**Exercise**:
Select and reproduce each line of the listing below that bears the string "xlabel".

**Dataset items**:
╔══
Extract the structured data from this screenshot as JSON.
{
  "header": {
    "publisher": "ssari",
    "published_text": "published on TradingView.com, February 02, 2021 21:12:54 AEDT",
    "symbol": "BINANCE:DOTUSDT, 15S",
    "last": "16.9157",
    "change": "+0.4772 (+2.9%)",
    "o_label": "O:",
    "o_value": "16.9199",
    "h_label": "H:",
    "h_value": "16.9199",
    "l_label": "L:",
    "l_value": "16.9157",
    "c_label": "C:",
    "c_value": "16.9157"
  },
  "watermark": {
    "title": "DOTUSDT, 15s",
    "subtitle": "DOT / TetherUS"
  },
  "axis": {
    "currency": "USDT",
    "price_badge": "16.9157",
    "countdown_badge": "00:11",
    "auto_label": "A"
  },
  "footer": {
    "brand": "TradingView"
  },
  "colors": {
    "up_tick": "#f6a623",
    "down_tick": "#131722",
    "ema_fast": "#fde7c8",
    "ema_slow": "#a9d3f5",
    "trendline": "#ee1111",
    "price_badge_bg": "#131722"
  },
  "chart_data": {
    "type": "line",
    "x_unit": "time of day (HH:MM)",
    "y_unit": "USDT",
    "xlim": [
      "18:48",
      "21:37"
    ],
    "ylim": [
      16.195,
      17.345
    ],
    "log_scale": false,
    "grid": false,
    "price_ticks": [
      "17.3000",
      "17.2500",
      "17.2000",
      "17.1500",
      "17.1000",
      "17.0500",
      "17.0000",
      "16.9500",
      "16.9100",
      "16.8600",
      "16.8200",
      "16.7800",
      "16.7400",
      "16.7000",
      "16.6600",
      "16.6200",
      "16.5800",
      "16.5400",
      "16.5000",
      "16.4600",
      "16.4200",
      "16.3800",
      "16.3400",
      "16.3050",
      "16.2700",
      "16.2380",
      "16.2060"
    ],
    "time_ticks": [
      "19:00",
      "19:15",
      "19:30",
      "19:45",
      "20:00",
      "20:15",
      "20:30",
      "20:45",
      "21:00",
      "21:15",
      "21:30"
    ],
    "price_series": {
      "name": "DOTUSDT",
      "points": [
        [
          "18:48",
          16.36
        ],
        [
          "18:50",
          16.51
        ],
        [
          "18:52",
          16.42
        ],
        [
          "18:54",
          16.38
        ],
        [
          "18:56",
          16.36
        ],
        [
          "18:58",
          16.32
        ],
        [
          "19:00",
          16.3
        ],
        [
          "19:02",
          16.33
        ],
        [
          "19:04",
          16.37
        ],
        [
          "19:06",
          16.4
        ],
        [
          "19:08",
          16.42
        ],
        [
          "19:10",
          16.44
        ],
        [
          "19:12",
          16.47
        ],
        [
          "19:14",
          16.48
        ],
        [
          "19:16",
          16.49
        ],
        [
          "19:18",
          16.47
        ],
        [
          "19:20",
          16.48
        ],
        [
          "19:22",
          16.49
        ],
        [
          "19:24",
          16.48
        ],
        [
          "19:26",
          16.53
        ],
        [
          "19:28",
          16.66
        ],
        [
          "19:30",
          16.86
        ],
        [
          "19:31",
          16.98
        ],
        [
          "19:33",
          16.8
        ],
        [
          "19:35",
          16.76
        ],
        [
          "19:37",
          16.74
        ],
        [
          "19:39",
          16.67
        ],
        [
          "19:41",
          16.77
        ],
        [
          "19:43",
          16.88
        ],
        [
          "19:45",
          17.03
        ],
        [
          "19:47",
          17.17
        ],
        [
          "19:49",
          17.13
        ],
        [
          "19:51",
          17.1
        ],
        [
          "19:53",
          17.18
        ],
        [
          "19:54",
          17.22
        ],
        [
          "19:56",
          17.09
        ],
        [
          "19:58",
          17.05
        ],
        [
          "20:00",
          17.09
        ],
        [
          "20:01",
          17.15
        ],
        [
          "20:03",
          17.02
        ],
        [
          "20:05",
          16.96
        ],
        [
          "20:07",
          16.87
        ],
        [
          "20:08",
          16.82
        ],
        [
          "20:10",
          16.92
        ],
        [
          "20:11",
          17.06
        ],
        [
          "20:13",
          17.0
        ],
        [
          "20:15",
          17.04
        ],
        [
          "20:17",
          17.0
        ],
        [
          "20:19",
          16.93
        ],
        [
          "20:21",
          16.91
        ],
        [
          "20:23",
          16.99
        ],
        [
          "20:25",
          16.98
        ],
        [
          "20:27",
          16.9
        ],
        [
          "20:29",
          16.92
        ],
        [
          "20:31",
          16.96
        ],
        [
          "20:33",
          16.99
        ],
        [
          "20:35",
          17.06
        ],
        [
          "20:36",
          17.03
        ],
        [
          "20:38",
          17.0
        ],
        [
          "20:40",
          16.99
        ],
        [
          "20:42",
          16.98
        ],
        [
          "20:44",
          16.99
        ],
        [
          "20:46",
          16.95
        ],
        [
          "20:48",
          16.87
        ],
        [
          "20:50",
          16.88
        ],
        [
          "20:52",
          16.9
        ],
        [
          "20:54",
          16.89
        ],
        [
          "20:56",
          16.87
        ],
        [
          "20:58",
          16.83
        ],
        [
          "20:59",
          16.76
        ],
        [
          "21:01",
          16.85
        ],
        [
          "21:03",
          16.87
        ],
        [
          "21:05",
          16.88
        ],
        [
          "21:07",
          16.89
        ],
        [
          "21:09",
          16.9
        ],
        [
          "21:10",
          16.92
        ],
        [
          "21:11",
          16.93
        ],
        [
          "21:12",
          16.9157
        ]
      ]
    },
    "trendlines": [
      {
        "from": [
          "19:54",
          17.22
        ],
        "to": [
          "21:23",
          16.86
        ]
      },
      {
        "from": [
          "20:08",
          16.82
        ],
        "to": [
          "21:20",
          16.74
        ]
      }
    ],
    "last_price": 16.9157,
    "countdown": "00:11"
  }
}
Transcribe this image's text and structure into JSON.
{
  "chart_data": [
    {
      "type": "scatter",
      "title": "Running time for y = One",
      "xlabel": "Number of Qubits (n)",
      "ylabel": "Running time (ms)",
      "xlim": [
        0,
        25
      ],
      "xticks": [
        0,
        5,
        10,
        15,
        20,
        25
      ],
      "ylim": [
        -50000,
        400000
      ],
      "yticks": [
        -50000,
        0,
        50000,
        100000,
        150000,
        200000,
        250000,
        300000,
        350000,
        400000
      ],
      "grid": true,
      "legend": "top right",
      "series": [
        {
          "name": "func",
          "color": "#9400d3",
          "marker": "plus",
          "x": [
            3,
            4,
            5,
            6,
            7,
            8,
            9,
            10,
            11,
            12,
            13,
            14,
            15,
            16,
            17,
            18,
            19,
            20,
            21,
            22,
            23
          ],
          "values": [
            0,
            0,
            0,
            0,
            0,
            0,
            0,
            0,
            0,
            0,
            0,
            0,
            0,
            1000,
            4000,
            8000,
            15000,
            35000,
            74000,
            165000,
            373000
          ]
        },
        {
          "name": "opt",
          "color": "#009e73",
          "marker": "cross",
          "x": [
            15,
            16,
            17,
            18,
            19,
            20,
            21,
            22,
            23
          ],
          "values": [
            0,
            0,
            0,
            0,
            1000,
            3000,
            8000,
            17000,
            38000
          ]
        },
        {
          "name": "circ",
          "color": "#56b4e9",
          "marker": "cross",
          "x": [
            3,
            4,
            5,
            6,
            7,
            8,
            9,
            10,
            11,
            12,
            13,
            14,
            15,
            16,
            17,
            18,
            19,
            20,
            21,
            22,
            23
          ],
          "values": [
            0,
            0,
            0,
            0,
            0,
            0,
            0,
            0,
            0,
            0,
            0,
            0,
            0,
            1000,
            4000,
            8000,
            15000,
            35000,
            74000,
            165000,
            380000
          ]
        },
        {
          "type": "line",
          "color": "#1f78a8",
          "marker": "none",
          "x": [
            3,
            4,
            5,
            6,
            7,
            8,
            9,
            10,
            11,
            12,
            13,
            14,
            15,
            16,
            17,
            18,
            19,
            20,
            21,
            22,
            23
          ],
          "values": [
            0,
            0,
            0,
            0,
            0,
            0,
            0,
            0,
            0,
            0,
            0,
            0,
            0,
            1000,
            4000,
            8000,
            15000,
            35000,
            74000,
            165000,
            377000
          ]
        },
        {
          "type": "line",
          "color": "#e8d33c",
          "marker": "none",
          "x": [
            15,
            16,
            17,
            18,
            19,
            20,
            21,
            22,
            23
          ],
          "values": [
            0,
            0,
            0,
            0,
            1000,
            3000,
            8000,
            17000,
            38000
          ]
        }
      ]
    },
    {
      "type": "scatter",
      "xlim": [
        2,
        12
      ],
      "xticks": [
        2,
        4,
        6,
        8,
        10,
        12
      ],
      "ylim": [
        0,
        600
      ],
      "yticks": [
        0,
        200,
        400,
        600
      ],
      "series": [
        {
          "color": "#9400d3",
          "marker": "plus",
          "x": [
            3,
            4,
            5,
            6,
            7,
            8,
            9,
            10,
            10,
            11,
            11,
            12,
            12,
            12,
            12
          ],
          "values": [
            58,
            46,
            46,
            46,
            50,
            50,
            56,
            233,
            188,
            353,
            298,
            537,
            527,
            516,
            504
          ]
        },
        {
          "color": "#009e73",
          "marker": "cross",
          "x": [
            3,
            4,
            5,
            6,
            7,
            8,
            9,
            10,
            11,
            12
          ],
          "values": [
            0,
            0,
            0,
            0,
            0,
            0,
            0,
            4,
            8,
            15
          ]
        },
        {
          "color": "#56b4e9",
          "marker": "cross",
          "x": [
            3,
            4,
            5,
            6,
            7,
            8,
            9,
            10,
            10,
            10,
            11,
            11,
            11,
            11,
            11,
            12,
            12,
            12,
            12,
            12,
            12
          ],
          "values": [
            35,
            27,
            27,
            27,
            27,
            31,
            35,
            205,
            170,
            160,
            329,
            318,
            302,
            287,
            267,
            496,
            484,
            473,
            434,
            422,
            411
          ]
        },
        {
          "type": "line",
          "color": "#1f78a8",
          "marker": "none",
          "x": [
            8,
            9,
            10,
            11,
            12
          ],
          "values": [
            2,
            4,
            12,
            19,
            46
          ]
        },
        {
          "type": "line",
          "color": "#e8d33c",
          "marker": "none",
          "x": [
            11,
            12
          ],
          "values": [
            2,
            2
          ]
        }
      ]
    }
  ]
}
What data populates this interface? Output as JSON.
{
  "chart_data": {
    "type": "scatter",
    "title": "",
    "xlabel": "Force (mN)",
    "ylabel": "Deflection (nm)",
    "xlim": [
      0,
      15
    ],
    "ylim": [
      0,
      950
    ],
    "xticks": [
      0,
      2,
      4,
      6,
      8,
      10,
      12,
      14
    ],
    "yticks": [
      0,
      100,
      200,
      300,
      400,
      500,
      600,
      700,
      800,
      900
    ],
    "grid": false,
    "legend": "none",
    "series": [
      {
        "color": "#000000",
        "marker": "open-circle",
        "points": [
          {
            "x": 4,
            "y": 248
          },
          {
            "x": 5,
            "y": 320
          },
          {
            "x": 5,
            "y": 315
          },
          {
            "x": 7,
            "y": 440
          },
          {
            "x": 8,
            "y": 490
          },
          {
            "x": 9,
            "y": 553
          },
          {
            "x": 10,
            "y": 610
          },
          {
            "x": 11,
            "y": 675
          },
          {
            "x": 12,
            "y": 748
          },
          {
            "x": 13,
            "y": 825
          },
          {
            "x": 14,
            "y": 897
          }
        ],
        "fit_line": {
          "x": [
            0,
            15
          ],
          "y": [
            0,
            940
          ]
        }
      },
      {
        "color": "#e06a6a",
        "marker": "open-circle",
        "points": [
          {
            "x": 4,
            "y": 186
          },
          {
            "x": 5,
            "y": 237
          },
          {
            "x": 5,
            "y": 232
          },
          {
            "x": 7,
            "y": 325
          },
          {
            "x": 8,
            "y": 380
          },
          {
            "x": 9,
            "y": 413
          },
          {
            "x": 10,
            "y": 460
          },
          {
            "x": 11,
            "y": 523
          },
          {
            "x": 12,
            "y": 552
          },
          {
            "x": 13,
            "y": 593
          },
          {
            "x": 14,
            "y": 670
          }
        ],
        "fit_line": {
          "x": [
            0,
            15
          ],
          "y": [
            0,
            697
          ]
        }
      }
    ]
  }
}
╚══
**Full response**:
      "xlabel": "Number of Qubits (n)",
    "xlabel": "Force (mN)",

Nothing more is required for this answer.